*EXERCISE GOAL:* Pull every line of the entries that has the word "عطية".

════════

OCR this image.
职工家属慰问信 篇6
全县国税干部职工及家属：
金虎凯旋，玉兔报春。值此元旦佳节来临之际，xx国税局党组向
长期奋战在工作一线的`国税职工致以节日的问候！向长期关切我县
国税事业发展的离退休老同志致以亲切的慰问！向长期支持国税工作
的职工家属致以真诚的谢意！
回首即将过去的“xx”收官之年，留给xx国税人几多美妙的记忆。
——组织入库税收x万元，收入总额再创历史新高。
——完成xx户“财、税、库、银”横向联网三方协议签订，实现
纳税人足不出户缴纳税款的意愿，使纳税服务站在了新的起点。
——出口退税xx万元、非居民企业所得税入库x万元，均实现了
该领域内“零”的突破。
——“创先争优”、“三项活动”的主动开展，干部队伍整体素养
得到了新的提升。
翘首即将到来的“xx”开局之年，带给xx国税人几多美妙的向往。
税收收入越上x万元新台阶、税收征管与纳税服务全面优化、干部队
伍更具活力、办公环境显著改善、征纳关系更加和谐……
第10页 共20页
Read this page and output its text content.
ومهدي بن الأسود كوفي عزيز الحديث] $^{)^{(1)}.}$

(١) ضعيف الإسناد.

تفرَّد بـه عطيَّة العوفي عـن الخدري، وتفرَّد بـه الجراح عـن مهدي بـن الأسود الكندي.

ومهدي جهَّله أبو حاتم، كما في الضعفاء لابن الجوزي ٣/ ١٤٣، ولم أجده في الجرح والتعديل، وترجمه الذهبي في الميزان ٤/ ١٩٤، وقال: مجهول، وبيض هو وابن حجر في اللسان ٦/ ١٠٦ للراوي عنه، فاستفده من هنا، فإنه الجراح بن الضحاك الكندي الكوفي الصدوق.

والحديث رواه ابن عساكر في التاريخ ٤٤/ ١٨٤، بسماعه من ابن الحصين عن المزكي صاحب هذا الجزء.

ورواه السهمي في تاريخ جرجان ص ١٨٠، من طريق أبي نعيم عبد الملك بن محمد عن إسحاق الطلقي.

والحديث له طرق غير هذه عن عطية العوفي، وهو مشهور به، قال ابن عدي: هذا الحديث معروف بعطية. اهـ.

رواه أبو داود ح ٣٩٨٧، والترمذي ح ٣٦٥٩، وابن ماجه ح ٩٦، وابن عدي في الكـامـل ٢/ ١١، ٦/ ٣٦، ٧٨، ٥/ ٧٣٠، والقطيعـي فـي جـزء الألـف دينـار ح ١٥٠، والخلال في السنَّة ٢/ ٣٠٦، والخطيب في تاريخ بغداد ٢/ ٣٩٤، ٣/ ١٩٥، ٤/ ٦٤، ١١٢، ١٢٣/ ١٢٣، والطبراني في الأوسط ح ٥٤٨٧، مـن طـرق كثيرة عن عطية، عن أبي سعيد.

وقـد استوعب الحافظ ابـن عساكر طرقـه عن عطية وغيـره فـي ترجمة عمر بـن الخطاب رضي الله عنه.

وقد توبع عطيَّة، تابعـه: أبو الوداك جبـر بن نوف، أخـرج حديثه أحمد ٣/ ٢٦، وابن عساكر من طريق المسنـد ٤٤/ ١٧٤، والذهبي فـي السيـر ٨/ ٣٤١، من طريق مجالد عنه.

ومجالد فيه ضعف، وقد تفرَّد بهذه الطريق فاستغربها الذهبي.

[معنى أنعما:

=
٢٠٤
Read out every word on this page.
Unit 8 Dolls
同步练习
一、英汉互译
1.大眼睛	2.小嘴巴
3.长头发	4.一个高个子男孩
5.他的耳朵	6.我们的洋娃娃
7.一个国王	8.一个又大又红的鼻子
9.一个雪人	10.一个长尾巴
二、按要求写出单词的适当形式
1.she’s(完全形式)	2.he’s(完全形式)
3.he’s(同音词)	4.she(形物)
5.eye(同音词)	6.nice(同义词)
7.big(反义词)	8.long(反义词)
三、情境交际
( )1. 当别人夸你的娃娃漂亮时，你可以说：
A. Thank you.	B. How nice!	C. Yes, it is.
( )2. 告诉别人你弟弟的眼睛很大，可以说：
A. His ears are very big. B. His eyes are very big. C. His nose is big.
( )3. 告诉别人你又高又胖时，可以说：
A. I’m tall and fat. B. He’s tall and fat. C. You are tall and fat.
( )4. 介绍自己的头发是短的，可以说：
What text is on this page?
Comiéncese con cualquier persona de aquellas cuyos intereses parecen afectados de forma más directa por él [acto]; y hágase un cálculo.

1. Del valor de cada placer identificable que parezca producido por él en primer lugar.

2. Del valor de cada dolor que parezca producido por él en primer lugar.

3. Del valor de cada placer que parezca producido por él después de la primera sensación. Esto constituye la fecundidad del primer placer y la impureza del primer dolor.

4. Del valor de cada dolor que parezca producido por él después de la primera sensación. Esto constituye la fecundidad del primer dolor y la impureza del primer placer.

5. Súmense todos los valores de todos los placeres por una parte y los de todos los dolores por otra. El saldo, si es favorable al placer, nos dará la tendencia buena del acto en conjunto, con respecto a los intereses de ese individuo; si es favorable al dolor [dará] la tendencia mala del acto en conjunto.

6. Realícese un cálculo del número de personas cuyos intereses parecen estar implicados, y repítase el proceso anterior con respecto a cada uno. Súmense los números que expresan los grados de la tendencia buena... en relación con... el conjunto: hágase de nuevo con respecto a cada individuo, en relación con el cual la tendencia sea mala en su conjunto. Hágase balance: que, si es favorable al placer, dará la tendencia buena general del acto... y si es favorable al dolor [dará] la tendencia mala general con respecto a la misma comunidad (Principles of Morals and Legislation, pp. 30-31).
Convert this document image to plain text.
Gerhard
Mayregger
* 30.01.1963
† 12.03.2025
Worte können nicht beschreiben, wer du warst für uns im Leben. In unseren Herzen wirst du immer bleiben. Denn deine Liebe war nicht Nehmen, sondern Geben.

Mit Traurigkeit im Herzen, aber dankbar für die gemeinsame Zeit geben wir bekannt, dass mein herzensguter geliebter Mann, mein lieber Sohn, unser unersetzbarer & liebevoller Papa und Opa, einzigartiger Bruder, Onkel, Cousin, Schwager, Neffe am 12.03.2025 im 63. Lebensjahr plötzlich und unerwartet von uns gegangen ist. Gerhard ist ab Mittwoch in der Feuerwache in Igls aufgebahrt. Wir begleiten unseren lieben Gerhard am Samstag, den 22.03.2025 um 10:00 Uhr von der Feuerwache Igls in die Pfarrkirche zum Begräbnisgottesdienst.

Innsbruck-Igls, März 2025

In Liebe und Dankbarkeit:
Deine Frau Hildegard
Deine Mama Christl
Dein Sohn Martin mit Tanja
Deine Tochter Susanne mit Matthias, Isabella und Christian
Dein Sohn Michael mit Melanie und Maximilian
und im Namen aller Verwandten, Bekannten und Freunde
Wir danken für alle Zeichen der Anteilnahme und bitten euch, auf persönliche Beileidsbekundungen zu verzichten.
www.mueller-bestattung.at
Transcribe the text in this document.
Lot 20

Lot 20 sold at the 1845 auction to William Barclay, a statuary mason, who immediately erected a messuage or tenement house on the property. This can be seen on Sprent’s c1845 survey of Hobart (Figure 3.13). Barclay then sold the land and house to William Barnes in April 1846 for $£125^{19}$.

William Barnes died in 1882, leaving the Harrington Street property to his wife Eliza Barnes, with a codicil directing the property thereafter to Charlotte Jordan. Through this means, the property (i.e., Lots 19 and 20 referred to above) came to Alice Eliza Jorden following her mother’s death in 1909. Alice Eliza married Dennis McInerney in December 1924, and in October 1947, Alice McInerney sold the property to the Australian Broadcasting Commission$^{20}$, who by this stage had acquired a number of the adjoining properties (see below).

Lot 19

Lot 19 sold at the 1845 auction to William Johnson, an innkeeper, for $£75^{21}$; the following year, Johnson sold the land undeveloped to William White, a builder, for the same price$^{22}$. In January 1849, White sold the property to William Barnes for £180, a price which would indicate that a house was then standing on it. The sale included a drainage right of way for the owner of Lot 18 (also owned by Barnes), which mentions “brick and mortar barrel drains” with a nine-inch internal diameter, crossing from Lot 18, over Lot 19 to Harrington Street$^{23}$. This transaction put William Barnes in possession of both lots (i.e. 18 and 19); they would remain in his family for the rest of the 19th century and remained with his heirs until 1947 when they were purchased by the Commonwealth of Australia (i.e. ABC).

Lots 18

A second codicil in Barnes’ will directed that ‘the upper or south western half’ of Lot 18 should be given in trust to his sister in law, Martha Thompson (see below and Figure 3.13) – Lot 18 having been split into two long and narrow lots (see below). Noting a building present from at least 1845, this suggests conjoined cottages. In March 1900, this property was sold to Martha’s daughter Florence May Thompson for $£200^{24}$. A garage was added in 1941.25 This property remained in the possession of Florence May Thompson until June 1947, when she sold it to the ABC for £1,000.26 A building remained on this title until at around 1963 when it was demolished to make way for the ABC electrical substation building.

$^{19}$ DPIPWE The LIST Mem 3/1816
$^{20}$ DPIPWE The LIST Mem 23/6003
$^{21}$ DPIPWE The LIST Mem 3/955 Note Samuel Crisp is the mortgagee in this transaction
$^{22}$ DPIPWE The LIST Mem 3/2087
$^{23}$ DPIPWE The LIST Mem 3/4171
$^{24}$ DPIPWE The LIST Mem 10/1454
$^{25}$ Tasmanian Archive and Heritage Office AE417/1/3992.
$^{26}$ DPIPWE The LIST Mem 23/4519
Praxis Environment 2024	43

════════

*FINISHED EXERCISE:*
والحديث له طرق غير هذه عن عطية العوفي، وهو مشهور به، قال ابن عدي: هذا الحديث معروف بعطية. اهـ.
رواه أبو داود ح ٣٩٨٧، والترمذي ح ٣٦٥٩، وابن ماجه ح ٩٦، وابن عدي في الكـامـل ٢/ ١١، ٦/ ٣٦، ٧٨، ٥/ ٧٣٠، والقطيعـي فـي جـزء الألـف دينـار ح ١٥٠، والخلال في السنَّة ٢/ ٣٠٦، والخطيب في تاريخ بغداد ٢/ ٣٩٤، ٣/ ١٩٥، ٤/ ٦٤، ١١٢، ١٢٣/ ١٢٣، والطبراني في الأوسط ح ٥٤٨٧، مـن طـرق كثيرة عن عطية، عن أبي سعيد.
وقـد استوعب الحافظ ابـن عساكر طرقـه عن عطية وغيـره فـي ترجمة عمر بـن الخطاب رضي الله عنه.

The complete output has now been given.